Return each line of the material verbatim.

> _EXTRACTED MATERIAL_:
::::

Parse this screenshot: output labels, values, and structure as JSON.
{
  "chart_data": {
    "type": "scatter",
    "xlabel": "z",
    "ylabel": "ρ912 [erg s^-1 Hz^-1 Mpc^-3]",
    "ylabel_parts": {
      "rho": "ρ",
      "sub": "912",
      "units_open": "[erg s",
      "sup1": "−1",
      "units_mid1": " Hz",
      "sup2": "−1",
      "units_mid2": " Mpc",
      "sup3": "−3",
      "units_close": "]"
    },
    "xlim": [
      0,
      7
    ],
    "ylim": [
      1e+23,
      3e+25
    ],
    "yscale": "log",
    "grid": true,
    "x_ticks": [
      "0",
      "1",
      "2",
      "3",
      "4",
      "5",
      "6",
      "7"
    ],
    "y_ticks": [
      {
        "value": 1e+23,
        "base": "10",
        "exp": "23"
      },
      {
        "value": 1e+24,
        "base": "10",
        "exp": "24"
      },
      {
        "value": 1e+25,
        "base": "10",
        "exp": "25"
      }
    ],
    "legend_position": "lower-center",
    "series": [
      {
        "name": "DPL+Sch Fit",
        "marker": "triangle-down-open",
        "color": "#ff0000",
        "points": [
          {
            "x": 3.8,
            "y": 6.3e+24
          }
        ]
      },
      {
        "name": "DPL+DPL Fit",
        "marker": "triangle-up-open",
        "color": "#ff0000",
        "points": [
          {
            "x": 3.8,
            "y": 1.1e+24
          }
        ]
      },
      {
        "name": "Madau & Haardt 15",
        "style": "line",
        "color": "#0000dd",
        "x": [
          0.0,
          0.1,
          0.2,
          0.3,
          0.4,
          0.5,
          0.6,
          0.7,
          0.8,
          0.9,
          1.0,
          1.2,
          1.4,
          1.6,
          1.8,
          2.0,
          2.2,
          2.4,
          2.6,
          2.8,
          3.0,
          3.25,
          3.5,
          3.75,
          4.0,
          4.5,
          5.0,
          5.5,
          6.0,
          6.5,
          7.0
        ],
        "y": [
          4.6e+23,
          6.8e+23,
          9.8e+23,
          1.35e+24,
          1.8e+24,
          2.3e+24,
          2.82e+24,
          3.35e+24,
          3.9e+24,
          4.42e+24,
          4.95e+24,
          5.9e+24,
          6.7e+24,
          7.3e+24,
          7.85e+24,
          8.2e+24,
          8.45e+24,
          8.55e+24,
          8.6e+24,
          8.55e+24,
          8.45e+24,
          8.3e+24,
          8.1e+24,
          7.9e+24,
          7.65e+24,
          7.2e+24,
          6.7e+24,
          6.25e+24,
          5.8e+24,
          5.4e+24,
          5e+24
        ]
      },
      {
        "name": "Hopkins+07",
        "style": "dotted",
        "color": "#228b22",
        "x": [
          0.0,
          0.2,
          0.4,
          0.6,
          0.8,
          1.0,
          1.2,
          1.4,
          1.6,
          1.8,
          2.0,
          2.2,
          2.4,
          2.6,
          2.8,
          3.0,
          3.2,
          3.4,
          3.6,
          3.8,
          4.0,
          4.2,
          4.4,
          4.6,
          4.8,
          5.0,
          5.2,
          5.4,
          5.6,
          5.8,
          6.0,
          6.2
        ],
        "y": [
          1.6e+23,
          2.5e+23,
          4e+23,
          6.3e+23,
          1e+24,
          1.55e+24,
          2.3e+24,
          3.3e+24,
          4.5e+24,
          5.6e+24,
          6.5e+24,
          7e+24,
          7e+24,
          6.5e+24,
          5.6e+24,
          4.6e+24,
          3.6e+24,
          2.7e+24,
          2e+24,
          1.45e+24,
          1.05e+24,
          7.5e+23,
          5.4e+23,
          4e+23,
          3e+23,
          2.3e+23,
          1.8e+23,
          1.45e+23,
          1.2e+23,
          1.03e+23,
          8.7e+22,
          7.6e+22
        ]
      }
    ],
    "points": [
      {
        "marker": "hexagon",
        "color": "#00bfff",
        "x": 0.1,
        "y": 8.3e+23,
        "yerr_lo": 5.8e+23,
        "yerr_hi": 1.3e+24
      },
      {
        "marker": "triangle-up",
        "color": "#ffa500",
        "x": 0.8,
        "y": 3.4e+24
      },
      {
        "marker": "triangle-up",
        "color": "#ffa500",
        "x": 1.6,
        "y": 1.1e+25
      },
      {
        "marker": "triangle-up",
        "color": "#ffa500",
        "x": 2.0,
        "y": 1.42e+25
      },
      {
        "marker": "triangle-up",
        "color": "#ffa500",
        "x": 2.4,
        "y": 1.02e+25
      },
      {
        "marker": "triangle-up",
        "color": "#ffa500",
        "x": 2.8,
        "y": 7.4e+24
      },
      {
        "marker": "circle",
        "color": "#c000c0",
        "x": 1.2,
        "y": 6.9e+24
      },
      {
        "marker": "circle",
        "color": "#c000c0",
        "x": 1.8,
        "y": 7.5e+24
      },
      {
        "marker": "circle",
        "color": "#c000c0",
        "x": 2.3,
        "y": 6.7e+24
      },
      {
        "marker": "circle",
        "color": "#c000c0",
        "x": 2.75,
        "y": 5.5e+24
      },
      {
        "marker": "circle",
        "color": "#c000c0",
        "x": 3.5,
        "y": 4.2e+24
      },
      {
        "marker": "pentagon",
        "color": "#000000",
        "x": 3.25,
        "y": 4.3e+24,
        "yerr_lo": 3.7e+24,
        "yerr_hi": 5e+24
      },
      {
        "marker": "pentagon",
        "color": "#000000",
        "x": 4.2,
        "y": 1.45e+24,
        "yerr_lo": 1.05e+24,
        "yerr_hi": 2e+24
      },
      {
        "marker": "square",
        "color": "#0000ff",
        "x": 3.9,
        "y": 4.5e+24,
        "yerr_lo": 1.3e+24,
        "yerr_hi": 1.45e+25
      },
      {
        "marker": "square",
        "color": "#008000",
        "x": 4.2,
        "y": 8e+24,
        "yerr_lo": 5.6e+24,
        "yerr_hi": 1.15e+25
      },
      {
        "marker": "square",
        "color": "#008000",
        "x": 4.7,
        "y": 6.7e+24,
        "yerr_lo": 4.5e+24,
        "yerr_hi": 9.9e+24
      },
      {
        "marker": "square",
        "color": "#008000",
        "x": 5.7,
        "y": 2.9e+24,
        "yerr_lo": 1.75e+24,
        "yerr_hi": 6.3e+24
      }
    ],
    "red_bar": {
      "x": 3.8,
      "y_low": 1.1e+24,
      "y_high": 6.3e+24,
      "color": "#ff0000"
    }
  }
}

::::

> _WRITTEN RESPONSE_:
Parse this screenshot: output labels, values, and structure as JSON.
{
  "chart_data": {
    "type": "scatter",
    "xlabel": "z",
    "ylabel": "ρ912 [erg s^-1 Hz^-1 Mpc^-3]",
    "ylabel_parts": {
      "rho": "ρ",
      "sub": "912",
      "units_open": "[erg s",
      "sup1": "−1",
      "units_mid1": " Hz",
      "sup2": "−1",
      "units_mid2": " Mpc",
      "sup3": "−3",
      "units_close": "]"
    },
    "xlim": [
      0,
      7
    ],
    "ylim": [
      1e+23,
      3e+25
    ],
    "yscale": "log",
    "grid": true,
    "x_ticks": [
      "0",
      "1",
      "2",
      "3",
      "4",
      "5",
      "6",
      "7"
    ],
    "y_ticks": [
      {
        "value": 1e+23,
        "base": "10",
        "exp": "23"
      },
      {
        "value": 1e+24,
        "base": "10",
        "exp": "24"
      },
      {
        "value": 1e+25,
        "base": "10",
        "exp": "25"
      }
    ],
    "legend_position": "lower-center",
    "series": [
      {
        "name": "DPL+Sch Fit",
        "marker": "triangle-down-open",
        "color": "#ff0000",
        "points": [
          {
            "x": 3.8,
            "y": 6.3e+24
          }
        ]
      },
      {
        "name": "DPL+DPL Fit",
        "marker": "triangle-up-open",
        "color": "#ff0000",
        "points": [
          {
            "x": 3.8,
            "y": 1.1e+24
          }
        ]
      },
      {
        "name": "Madau & Haardt 15",
        "style": "line",
        "color": "#0000dd",
        "x": [
          0.0,
          0.1,
          0.2,
          0.3,
          0.4,
          0.5,
          0.6,
          0.7,
          0.8,
          0.9,
          1.0,
          1.2,
          1.4,
          1.6,
          1.8,
          2.0,
          2.2,
          2.4,
          2.6,
          2.8,
          3.0,
          3.25,
          3.5,
          3.75,
          4.0,
          4.5,
          5.0,
          5.5,
          6.0,
          6.5,
          7.0
        ],
        "y": [
          4.6e+23,
          6.8e+23,
          9.8e+23,
          1.35e+24,
          1.8e+24,
          2.3e+24,
          2.82e+24,
          3.35e+24,
          3.9e+24,
          4.42e+24,
          4.95e+24,
          5.9e+24,
          6.7e+24,
          7.3e+24,
          7.85e+24,
          8.2e+24,
          8.45e+24,
          8.55e+24,
          8.6e+24,
          8.55e+24,
          8.45e+24,
          8.3e+24,
          8.1e+24,
          7.9e+24,
          7.65e+24,
          7.2e+24,
          6.7e+24,
          6.25e+24,
          5.8e+24,
          5.4e+24,
          5e+24
        ]
      },
      {
        "name": "Hopkins+07",
        "style": "dotted",
        "color": "#228b22",
        "x": [
          0.0,
          0.2,
          0.4,
          0.6,
          0.8,
          1.0,
          1.2,
          1.4,
          1.6,
          1.8,
          2.0,
          2.2,
          2.4,
          2.6,
          2.8,
          3.0,
          3.2,
          3.4,
          3.6,
          3.8,
          4.0,
          4.2,
          4.4,
          4.6,
          4.8,
          5.0,
          5.2,
          5.4,
          5.6,
          5.8,
          6.0,
          6.2
        ],
        "y": [
          1.6e+23,
          2.5e+23,
          4e+23,
          6.3e+23,
          1e+24,
          1.55e+24,
          2.3e+24,
          3.3e+24,
          4.5e+24,
          5.6e+24,
          6.5e+24,
          7e+24,
          7e+24,
          6.5e+24,
          5.6e+24,
          4.6e+24,
          3.6e+24,
          2.7e+24,
          2e+24,
          1.45e+24,
          1.05e+24,
          7.5e+23,
          5.4e+23,
          4e+23,
          3e+23,
          2.3e+23,
          1.8e+23,
          1.45e+23,
          1.2e+23,
          1.03e+23,
          8.7e+22,
          7.6e+22
        ]
      }
    ],
    "points": [
      {
        "marker": "hexagon",
        "color": "#00bfff",
        "x": 0.1,
        "y": 8.3e+23,
        "yerr_lo": 5.8e+23,
        "yerr_hi": 1.3e+24
      },
      {
        "marker": "triangle-up",
        "color": "#ffa500",
        "x": 0.8,
        "y": 3.4e+24
      },
      {
        "marker": "triangle-up",
        "color": "#ffa500",
        "x": 1.6,
        "y": 1.1e+25
      },
      {
        "marker": "triangle-up",
        "color": "#ffa500",
        "x": 2.0,
        "y": 1.42e+25
      },
      {
        "marker": "triangle-up",
        "color": "#ffa500",
        "x": 2.4,
        "y": 1.02e+25
      },
      {
        "marker": "triangle-up",
        "color": "#ffa500",
        "x": 2.8,
        "y": 7.4e+24
      },
      {
        "marker": "circle",
        "color": "#c000c0",
        "x": 1.2,
        "y": 6.9e+24
      },
      {
        "marker": "circle",
        "color": "#c000c0",
        "x": 1.8,
        "y": 7.5e+24
      },
      {
        "marker": "circle",
        "color": "#c000c0",
        "x": 2.3,
        "y": 6.7e+24
      },
      {
        "marker": "circle",
        "color": "#c000c0",
        "x": 2.75,
        "y": 5.5e+24
      },
      {
        "marker": "circle",
        "color": "#c000c0",
        "x": 3.5,
        "y": 4.2e+24
      },
      {
        "marker": "pentagon",
        "color": "#000000",
        "x": 3.25,
        "y": 4.3e+24,
        "yerr_lo": 3.7e+24,
        "yerr_hi": 5e+24
      },
      {
        "marker": "pentagon",
        "color": "#000000",
        "x": 4.2,
        "y": 1.45e+24,
        "yerr_lo": 1.05e+24,
        "yerr_hi": 2e+24
      },
      {
        "marker": "square",
        "color": "#0000ff",
        "x": 3.9,
        "y": 4.5e+24,
        "yerr_lo": 1.3e+24,
        "yerr_hi": 1.45e+25
      },
      {
        "marker": "square",
        "color": "#008000",
        "x": 4.2,
        "y": 8e+24,
        "yerr_lo": 5.6e+24,
        "yerr_hi": 1.15e+25
      },
      {
        "marker": "square",
        "color": "#008000",
        "x": 4.7,
        "y": 6.7e+24,
        "yerr_lo": 4.5e+24,
        "yerr_hi": 9.9e+24
      },
      {
        "marker": "square",
        "color": "#008000",
        "x": 5.7,
        "y": 2.9e+24,
        "yerr_lo": 1.75e+24,
        "yerr_hi": 6.3e+24
      }
    ],
    "red_bar": {
      "x": 3.8,
      "y_low": 1.1e+24,
      "y_high": 6.3e+24,
      "color": "#ff0000"
    }
  }
}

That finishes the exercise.